DIRECTIVE: Each line containing the word "content" should be found and copied.

SUPPLIED RECORDS:
******
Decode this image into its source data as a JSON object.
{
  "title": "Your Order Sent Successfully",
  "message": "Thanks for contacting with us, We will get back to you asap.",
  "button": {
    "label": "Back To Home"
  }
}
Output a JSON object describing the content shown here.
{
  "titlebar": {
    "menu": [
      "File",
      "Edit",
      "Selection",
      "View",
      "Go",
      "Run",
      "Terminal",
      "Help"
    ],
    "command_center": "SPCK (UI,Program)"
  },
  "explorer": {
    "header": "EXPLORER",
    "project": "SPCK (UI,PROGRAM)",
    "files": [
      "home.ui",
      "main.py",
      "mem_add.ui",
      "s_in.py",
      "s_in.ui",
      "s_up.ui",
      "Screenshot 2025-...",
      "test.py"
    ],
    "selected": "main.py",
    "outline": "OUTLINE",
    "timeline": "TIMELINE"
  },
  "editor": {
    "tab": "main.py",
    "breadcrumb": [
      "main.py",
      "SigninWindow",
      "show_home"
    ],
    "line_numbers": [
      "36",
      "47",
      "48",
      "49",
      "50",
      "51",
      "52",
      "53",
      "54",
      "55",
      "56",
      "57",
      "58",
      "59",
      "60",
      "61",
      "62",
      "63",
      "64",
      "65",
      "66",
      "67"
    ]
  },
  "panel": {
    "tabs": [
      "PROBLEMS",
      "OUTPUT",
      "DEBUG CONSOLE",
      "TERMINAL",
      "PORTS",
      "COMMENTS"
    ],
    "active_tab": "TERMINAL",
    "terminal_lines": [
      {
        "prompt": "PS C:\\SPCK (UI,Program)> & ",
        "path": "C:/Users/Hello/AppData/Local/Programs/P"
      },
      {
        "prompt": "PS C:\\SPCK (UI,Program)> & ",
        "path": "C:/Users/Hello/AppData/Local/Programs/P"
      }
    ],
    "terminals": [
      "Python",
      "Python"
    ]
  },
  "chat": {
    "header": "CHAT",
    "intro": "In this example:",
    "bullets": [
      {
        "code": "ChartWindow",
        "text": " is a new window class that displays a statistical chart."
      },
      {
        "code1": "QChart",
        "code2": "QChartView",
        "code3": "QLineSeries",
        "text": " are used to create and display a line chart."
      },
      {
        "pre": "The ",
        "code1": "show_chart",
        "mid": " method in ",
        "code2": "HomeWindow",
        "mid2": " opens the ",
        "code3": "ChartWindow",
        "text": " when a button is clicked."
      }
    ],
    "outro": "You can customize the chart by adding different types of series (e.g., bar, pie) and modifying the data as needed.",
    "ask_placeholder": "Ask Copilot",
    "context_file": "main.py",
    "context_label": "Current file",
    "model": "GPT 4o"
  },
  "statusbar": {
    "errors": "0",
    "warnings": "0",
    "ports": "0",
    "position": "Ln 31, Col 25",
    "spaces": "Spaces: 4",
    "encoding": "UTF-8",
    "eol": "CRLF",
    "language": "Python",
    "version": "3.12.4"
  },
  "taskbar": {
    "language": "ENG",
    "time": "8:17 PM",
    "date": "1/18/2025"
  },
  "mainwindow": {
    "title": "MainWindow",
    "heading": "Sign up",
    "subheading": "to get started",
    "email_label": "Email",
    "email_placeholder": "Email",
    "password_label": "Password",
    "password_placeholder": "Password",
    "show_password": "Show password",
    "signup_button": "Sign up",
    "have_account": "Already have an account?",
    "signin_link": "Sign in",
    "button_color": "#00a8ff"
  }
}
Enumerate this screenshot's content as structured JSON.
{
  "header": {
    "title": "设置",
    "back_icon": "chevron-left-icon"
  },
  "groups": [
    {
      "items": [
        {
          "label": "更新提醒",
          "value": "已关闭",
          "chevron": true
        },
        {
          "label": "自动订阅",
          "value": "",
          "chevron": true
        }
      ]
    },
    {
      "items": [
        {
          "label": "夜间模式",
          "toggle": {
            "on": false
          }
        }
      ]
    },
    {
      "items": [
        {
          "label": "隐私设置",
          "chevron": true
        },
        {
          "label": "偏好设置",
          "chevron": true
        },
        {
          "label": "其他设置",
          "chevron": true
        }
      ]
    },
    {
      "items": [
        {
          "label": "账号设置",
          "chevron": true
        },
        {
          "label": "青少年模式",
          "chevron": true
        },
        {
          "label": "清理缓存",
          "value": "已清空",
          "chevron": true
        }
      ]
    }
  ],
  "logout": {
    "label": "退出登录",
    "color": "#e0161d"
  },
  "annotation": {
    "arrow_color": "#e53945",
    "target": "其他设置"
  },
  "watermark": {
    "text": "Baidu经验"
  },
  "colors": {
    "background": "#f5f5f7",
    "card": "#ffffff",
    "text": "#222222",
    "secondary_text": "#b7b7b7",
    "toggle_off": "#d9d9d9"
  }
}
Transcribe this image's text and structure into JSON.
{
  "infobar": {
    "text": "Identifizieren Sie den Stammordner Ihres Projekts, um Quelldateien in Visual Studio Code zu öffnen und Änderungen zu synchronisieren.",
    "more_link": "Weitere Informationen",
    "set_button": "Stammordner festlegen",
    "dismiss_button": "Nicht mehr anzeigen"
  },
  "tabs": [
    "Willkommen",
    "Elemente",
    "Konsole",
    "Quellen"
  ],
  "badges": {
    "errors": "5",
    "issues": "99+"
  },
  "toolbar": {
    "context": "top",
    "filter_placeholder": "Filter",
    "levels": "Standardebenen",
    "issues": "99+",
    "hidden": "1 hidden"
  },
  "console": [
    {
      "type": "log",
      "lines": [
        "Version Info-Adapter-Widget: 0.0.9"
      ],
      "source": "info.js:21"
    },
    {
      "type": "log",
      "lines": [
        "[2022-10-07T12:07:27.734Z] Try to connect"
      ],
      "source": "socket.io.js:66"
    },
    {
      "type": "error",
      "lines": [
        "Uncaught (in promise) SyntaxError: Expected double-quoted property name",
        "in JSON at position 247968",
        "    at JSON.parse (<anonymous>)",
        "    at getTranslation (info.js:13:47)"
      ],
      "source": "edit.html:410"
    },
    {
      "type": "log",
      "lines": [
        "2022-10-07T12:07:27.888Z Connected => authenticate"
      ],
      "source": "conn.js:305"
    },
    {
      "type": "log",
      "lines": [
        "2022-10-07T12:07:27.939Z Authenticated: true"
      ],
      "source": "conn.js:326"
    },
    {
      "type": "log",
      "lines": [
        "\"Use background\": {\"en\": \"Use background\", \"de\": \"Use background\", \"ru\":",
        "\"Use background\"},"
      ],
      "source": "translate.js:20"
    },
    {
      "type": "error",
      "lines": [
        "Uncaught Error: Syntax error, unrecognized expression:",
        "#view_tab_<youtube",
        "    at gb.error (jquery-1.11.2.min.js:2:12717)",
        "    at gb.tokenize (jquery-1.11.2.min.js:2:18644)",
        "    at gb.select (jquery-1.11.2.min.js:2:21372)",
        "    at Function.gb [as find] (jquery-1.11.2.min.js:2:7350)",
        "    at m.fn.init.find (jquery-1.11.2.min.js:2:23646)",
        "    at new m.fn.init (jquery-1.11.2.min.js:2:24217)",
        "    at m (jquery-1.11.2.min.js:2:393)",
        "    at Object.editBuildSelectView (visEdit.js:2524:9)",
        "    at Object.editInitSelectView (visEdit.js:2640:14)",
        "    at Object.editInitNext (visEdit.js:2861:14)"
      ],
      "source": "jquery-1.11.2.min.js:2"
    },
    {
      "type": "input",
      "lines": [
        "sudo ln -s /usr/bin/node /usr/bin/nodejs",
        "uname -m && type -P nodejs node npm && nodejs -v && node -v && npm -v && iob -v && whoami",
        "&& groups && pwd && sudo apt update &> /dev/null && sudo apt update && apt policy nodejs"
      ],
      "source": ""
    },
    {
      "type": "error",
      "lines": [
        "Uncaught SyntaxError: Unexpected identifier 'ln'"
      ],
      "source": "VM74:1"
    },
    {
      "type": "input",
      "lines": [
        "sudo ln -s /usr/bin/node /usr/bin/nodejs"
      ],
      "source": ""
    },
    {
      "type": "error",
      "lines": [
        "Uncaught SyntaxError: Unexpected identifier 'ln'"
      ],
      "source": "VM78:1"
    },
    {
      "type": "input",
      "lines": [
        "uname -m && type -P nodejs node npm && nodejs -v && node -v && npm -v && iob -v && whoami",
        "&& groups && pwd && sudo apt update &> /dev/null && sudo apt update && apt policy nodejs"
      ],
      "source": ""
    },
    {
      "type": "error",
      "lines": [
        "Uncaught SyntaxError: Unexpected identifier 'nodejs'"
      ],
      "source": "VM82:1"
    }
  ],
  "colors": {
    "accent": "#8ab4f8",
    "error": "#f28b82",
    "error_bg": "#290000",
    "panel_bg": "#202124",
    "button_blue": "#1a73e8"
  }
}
******
THE SOLUTION:
Output a JSON object describing the content shown here.
Enumerate this screenshot's content as structured JSON.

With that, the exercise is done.